— Task instructions —
Give a verbatim quotation of every record.
┌──
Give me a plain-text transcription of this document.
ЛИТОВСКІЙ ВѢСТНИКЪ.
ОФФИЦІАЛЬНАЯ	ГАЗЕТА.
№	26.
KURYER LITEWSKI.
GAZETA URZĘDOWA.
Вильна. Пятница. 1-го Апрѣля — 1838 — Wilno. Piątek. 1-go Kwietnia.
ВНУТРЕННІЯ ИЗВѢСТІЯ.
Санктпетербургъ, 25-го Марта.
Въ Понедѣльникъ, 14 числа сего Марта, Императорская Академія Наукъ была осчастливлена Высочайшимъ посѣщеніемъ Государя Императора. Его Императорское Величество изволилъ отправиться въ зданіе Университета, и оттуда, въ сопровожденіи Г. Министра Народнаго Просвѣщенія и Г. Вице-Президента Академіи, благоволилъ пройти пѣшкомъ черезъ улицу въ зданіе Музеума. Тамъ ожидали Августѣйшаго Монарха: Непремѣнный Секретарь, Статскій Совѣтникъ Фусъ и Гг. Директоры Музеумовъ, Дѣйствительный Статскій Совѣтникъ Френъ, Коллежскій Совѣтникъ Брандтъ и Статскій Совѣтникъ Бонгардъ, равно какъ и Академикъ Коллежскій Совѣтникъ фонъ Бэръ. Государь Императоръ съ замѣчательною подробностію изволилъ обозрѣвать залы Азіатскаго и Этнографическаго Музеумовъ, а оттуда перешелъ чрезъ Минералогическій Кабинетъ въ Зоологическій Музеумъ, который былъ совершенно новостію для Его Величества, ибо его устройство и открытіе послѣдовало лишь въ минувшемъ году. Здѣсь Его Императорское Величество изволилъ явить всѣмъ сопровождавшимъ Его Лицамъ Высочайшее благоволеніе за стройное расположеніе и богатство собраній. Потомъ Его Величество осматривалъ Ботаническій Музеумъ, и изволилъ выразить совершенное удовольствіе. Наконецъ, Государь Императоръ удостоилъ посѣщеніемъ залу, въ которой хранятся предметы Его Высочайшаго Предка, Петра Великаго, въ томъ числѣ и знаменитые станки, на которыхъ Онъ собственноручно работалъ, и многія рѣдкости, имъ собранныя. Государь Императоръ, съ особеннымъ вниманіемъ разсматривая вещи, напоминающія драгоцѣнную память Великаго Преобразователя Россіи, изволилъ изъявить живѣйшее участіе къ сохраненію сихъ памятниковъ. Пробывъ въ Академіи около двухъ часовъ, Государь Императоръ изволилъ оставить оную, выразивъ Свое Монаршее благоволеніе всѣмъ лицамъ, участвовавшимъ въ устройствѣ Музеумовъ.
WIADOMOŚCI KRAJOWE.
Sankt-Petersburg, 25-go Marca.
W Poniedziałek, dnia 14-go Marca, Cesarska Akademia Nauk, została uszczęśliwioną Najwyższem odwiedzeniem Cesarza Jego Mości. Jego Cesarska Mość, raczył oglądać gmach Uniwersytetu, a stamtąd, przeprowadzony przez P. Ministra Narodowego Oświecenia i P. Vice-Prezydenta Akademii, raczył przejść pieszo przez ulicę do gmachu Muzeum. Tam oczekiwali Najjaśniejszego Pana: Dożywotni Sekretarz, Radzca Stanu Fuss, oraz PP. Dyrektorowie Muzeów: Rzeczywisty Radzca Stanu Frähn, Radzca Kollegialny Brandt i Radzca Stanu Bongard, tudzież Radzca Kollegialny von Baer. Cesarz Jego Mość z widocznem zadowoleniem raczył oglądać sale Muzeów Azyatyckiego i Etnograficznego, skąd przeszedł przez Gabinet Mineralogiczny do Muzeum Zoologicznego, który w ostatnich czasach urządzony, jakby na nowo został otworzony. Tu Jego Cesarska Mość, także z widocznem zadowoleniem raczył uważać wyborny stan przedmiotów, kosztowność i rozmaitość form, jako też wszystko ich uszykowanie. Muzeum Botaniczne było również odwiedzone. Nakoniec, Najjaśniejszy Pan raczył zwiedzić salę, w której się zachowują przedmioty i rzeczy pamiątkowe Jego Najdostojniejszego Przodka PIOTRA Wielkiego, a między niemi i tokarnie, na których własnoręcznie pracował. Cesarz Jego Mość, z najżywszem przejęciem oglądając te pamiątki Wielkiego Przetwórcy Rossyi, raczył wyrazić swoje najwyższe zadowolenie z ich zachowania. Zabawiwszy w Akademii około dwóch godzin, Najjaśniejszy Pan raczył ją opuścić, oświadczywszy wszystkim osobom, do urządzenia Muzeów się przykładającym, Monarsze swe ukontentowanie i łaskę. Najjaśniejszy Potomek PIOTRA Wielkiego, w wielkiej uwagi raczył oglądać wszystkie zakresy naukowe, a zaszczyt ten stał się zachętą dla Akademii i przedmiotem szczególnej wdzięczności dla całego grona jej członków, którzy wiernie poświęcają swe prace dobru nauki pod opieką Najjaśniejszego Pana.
└──
— Exercise answer —
Give me a plain-text transcription of this document.
ЛИТОВСКІЙ ВѢСТНИКЪ.
ОФФИЦІАЛЬНАЯ	ГАЗЕТА.
№	26.
KURYER LITEWSKI.
GAZETA URZĘDOWA.
Вильна. Пятница. 1-го Апрѣля — 1838 — Wilno. Piątek. 1-go Kwietnia.
ВНУТРЕННІЯ ИЗВѢСТІЯ.
Санктпетербургъ, 25-го Марта.
Въ Понедѣльникъ, 14 числа сего Марта, Императорская Академія Наукъ была осчастливлена Высочайшимъ посѣщеніемъ Государя Императора. Его Императорское Величество изволилъ отправиться въ зданіе Университета, и оттуда, въ сопровожденіи Г. Министра Народнаго Просвѣщенія и Г. Вице-Президента Академіи, благоволилъ пройти пѣшкомъ черезъ улицу въ зданіе Музеума. Тамъ ожидали Августѣйшаго Монарха: Непремѣнный Секретарь, Статскій Совѣтникъ Фусъ и Гг. Директоры Музеумовъ, Дѣйствительный Статскій Совѣтникъ Френъ, Коллежскій Совѣтникъ Брандтъ и Статскій Совѣтникъ Бонгардъ, равно какъ и Академикъ Коллежскій Совѣтникъ фонъ Бэръ. Государь Императоръ съ замѣчательною подробностію изволилъ обозрѣвать залы Азіатскаго и Этнографическаго Музеумовъ, а оттуда перешелъ чрезъ Минералогическій Кабинетъ въ Зоологическій Музеумъ, который былъ совершенно новостію для Его Величества, ибо его устройство и открытіе послѣдовало лишь въ минувшемъ году. Здѣсь Его Императорское Величество изволилъ явить всѣмъ сопровождавшимъ Его Лицамъ Высочайшее благоволеніе за стройное расположеніе и богатство собраній. Потомъ Его Величество осматривалъ Ботаническій Музеумъ, и изволилъ выразить совершенное удовольствіе. Наконецъ, Государь Императоръ удостоилъ посѣщеніемъ залу, въ которой хранятся предметы Его Высочайшаго Предка, Петра Великаго, въ томъ числѣ и знаменитые станки, на которыхъ Онъ собственноручно работалъ, и многія рѣдкости, имъ собранныя. Государь Императоръ, съ особеннымъ вниманіемъ разсматривая вещи, напоминающія драгоцѣнную память Великаго Преобразователя Россіи, изволилъ изъявить живѣйшее участіе къ сохраненію сихъ памятниковъ. Пробывъ въ Академіи около двухъ часовъ, Государь Императоръ изволилъ оставить оную, выразивъ Свое Монаршее благоволеніе всѣмъ лицамъ, участвовавшимъ въ устройствѣ Музеумовъ.
WIADOMOŚCI KRAJOWE.
Sankt-Petersburg, 25-go Marca.
W Poniedziałek, dnia 14-go Marca, Cesarska Akademia Nauk, została uszczęśliwioną Najwyższem odwiedzeniem Cesarza Jego Mości. Jego Cesarska Mość, raczył oglądać gmach Uniwersytetu, a stamtąd, przeprowadzony przez P. Ministra Narodowego Oświecenia i P. Vice-Prezydenta Akademii, raczył przejść pieszo przez ulicę do gmachu Muzeum. Tam oczekiwali Najjaśniejszego Pana: Dożywotni Sekretarz, Radzca Stanu Fuss, oraz PP. Dyrektorowie Muzeów: Rzeczywisty Radzca Stanu Frähn, Radzca Kollegialny Brandt i Radzca Stanu Bongard, tudzież Radzca Kollegialny von Baer. Cesarz Jego Mość z widocznem zadowoleniem raczył oglądać sale Muzeów Azyatyckiego i Etnograficznego, skąd przeszedł przez Gabinet Mineralogiczny do Muzeum Zoologicznego, który w ostatnich czasach urządzony, jakby na nowo został otworzony. Tu Jego Cesarska Mość, także z widocznem zadowoleniem raczył uważać wyborny stan przedmiotów, kosztowność i rozmaitość form, jako też wszystko ich uszykowanie. Muzeum Botaniczne było również odwiedzone. Nakoniec, Najjaśniejszy Pan raczył zwiedzić salę, w której się zachowują przedmioty i rzeczy pamiątkowe Jego Najdostojniejszego Przodka PIOTRA Wielkiego, a między niemi i tokarnie, na których własnoręcznie pracował. Cesarz Jego Mość, z najżywszem przejęciem oglądając te pamiątki Wielkiego Przetwórcy Rossyi, raczył wyrazić swoje najwyższe zadowolenie z ich zachowania. Zabawiwszy w Akademii około dwóch godzin, Najjaśniejszy Pan raczył ją opuścić, oświadczywszy wszystkim osobom, do urządzenia Muzeów się przykładającym, Monarsze swe ukontentowanie i łaskę. Najjaśniejszy Potomek PIOTRA Wielkiego, w wielkiej uwagi raczył oglądać wszystkie zakresy naukowe, a zaszczyt ten stał się zachętą dla Akademii i przedmiotem szczególnej wdzięczności dla całego grona jej członków, którzy wiernie poświęcają swe prace dobru nauki pod opieką Najjaśniejszego Pana.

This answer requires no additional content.